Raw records
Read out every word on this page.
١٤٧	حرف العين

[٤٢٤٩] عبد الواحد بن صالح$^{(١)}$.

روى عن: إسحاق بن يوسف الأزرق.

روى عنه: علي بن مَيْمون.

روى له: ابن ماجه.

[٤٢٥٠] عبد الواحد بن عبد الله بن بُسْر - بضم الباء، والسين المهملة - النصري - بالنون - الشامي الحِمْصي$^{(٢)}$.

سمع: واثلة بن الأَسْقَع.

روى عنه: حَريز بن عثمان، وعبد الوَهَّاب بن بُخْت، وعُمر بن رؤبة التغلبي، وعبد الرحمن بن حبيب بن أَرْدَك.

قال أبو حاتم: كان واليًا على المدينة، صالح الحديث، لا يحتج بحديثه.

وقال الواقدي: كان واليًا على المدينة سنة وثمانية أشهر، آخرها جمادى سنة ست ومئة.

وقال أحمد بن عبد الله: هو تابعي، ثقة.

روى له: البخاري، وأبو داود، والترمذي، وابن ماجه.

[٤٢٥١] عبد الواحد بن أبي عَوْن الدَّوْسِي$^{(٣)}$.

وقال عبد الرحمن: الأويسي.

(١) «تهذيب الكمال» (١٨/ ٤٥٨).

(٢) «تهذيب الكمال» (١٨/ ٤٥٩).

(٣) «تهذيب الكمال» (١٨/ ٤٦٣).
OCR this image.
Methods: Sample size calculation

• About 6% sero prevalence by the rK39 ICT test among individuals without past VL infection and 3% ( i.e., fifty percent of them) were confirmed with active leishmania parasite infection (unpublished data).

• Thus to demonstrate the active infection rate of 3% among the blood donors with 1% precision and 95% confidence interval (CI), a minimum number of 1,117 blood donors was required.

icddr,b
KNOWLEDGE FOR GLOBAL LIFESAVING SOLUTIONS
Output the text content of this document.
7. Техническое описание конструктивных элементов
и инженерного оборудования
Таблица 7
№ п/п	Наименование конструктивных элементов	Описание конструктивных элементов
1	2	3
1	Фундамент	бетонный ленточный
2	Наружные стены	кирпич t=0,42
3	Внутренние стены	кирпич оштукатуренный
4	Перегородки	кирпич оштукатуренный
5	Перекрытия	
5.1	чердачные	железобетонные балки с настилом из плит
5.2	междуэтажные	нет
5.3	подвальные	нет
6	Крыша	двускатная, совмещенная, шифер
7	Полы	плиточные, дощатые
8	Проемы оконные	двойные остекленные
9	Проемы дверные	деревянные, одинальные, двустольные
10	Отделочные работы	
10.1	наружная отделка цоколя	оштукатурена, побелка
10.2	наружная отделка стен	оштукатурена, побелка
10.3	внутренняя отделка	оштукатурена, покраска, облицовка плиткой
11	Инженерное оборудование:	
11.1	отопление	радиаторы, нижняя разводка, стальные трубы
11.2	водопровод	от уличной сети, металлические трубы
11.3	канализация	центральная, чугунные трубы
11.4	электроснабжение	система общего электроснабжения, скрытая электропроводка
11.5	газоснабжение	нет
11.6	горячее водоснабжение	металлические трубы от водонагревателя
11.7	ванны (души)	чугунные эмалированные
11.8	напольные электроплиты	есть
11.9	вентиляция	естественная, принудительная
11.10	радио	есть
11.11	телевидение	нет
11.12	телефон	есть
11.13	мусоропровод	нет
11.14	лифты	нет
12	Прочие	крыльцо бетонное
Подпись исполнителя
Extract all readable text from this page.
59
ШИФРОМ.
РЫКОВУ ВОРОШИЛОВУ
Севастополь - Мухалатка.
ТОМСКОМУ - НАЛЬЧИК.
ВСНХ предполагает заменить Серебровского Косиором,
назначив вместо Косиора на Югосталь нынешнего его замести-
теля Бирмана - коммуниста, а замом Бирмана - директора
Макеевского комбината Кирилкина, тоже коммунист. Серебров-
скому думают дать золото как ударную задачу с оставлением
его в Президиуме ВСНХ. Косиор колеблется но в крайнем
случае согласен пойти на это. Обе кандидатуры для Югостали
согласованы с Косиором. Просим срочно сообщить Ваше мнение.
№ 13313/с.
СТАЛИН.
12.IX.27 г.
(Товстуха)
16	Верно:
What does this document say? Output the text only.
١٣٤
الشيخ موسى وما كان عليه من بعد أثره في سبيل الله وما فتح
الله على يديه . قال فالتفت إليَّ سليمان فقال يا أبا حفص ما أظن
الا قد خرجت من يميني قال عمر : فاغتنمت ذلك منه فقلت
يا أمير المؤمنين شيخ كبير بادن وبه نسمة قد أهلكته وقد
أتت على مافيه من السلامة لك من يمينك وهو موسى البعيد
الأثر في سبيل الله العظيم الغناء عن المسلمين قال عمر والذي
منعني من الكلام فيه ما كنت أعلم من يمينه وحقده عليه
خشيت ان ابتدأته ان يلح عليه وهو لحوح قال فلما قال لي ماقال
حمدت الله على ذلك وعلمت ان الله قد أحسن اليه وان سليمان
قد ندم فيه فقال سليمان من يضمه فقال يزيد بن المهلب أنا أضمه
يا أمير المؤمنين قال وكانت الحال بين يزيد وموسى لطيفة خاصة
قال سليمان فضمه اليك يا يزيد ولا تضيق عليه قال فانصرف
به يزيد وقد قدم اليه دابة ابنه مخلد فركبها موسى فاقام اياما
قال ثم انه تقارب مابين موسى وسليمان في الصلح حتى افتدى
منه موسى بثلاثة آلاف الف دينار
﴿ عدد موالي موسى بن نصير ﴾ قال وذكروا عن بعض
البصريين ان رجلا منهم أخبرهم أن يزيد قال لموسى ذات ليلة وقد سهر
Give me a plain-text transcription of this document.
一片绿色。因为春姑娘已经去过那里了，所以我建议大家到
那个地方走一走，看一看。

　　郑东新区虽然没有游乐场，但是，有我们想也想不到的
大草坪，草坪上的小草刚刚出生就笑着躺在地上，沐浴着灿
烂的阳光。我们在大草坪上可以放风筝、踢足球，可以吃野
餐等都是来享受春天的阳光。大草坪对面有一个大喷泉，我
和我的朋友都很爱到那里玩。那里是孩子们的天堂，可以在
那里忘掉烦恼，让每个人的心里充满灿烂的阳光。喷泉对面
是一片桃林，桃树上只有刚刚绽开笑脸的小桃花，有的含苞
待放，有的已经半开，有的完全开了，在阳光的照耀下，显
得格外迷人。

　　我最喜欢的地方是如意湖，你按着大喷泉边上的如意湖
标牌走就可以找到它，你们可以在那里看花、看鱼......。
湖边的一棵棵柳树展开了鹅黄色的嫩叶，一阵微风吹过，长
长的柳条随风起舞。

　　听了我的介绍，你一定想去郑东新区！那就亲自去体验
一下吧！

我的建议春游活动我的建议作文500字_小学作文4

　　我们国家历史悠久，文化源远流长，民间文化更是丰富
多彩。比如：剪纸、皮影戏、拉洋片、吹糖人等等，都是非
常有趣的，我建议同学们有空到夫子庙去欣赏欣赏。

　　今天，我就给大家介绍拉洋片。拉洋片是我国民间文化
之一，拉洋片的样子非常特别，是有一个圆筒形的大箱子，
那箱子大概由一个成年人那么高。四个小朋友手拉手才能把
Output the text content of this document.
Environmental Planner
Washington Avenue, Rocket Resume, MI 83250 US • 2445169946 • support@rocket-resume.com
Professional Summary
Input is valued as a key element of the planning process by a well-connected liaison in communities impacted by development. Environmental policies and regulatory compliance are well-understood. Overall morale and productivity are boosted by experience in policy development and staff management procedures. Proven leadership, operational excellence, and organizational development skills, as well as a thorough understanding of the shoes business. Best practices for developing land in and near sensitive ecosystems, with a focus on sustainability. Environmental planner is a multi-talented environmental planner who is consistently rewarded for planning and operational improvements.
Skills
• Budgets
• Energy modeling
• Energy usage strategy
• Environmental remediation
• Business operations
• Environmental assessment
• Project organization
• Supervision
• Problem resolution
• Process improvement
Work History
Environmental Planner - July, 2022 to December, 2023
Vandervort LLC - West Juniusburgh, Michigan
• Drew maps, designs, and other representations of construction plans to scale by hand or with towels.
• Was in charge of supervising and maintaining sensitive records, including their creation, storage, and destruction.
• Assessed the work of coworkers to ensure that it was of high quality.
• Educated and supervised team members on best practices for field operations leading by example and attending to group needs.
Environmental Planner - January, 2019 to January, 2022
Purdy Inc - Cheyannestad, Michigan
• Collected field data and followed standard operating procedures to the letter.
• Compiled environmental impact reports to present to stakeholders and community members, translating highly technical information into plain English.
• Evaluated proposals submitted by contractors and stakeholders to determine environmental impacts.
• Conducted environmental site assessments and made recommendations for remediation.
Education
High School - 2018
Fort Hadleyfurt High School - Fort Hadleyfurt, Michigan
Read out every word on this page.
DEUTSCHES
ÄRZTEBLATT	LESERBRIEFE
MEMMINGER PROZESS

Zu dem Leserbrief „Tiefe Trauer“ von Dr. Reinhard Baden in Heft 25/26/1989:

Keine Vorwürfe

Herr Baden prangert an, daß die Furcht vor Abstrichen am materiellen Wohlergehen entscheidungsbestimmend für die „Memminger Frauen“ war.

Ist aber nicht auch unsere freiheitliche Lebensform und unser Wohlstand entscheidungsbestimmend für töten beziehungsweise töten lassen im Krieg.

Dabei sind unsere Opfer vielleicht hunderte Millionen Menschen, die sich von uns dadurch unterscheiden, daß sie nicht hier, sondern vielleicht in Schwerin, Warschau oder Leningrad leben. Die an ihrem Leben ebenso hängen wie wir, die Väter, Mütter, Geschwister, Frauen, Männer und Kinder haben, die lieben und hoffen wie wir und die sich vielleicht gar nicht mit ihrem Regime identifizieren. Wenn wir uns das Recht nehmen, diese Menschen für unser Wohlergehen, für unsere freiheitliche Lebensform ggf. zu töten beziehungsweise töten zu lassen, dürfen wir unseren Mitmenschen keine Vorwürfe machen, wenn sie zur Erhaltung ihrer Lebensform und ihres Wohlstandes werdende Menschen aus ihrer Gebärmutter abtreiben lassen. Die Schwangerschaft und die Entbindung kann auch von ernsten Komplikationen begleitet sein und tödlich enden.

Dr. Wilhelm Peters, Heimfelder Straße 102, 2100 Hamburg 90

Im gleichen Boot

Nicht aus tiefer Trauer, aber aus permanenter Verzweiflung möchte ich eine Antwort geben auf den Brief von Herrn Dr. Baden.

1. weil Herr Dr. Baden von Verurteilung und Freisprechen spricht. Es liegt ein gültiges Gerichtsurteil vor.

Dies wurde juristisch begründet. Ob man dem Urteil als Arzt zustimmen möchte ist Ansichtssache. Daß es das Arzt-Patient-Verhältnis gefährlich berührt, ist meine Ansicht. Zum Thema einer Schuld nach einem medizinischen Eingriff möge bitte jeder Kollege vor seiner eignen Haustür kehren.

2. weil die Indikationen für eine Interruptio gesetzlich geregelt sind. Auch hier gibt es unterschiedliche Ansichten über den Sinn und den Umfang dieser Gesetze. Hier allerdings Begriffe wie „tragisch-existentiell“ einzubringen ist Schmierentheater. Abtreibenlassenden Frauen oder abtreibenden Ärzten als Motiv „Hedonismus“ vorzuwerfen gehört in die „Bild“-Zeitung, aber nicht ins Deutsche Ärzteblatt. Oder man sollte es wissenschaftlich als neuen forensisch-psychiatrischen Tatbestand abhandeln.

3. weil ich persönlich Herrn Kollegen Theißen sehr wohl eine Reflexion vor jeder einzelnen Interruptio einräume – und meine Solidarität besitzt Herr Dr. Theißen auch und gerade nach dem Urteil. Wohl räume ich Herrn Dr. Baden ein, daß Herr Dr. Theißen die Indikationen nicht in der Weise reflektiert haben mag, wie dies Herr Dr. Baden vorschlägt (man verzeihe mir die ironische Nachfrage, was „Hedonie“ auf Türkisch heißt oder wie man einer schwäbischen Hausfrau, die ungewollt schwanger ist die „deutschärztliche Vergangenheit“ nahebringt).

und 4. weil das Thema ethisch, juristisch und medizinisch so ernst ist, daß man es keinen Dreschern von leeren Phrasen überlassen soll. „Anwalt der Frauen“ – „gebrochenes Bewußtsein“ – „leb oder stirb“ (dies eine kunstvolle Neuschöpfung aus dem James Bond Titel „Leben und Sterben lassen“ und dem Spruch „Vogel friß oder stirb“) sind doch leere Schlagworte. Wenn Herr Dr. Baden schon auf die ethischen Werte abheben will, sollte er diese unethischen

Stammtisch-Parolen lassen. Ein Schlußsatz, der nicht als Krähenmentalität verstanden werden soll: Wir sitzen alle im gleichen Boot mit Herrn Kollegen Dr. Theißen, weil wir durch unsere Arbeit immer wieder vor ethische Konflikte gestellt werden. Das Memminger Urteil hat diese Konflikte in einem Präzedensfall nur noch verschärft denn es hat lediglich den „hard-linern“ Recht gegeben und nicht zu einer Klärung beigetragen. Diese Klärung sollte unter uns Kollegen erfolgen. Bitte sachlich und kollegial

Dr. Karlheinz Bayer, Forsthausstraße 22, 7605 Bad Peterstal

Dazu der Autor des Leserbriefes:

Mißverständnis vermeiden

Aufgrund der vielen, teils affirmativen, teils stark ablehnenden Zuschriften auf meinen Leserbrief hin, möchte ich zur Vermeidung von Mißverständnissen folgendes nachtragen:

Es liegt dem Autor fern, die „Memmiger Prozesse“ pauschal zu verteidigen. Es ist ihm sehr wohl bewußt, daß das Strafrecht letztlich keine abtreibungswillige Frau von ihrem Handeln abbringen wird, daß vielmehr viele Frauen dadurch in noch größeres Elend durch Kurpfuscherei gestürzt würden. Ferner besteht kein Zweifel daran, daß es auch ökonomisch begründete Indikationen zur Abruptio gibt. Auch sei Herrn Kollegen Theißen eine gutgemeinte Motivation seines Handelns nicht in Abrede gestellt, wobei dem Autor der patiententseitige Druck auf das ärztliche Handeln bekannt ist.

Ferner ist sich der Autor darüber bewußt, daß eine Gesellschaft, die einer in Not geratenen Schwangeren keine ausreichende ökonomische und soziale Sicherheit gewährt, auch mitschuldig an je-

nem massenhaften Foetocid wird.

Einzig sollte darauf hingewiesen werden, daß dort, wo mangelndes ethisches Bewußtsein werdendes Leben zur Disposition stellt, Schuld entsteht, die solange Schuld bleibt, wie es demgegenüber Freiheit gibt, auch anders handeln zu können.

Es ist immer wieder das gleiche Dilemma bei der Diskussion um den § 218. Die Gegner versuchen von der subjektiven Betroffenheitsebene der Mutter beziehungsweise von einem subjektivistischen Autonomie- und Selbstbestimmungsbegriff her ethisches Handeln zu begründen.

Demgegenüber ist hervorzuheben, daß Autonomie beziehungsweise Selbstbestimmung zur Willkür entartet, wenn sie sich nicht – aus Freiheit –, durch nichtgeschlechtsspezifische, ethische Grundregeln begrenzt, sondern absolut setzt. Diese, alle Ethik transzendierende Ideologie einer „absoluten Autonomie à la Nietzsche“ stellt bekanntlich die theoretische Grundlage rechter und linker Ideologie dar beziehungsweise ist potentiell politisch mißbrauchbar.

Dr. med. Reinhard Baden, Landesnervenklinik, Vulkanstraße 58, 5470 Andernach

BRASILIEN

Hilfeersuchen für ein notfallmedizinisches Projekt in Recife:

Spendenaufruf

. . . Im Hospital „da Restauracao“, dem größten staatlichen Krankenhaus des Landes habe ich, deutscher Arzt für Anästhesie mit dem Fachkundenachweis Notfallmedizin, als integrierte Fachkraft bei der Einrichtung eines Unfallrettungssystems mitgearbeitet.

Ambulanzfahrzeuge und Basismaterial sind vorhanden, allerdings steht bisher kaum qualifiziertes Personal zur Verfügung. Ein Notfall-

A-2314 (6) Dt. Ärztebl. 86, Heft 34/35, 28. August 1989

* Required task: Copy each line that holds the word "members".

* Right answer:
• Educated and supervised team members on best practices for field operations leading by example and attending to group needs.
• Compiled environmental impact reports to present to stakeholders and community members, translating highly technical information into plain English.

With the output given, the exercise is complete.